• [Dataset items]
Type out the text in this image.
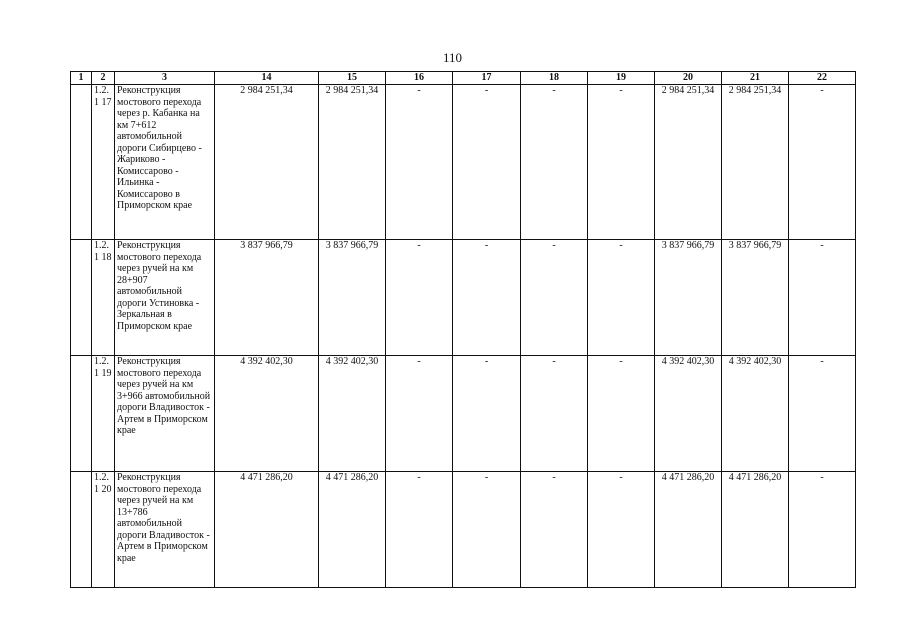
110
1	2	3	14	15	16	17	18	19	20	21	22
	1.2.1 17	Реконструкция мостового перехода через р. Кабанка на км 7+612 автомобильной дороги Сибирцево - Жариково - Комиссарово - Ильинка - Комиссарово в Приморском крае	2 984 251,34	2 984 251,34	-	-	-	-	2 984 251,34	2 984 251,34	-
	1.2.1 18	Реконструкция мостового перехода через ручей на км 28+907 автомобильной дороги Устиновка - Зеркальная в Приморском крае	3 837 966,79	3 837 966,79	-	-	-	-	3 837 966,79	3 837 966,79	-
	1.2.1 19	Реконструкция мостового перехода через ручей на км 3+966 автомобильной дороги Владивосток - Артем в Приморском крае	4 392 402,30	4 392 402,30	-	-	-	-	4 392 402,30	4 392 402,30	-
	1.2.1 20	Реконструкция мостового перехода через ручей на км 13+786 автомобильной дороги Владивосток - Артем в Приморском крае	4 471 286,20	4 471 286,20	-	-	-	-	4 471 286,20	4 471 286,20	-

• [WHAT THE TASK REQUIRES] Make an exact copy of all the material, but keep the pictures out of it.

• [TASK OUTPUT]
Type out the text in this image.
110
1	2	3	14	15	16	17	18	19	20	21	22
	1.2.1 17	Реконструкция мостового перехода через р. Кабанка на км 7+612 автомобильной дороги Сибирцево - Жариково - Комиссарово - Ильинка - Комиссарово в Приморском крае	2 984 251,34	2 984 251,34	-	-	-	-	2 984 251,34	2 984 251,34	-
	1.2.1 18	Реконструкция мостового перехода через ручей на км 28+907 автомобильной дороги Устиновка - Зеркальная в Приморском крае	3 837 966,79	3 837 966,79	-	-	-	-	3 837 966,79	3 837 966,79	-
	1.2.1 19	Реконструкция мостового перехода через ручей на км 3+966 автомобильной дороги Владивосток - Артем в Приморском крае	4 392 402,30	4 392 402,30	-	-	-	-	4 392 402,30	4 392 402,30	-
	1.2.1 20	Реконструкция мостового перехода через ручей на км 13+786 автомобильной дороги Владивосток - Артем в Приморском крае	4 471 286,20	4 471 286,20	-	-	-	-	4 471 286,20	4 471 286,20	-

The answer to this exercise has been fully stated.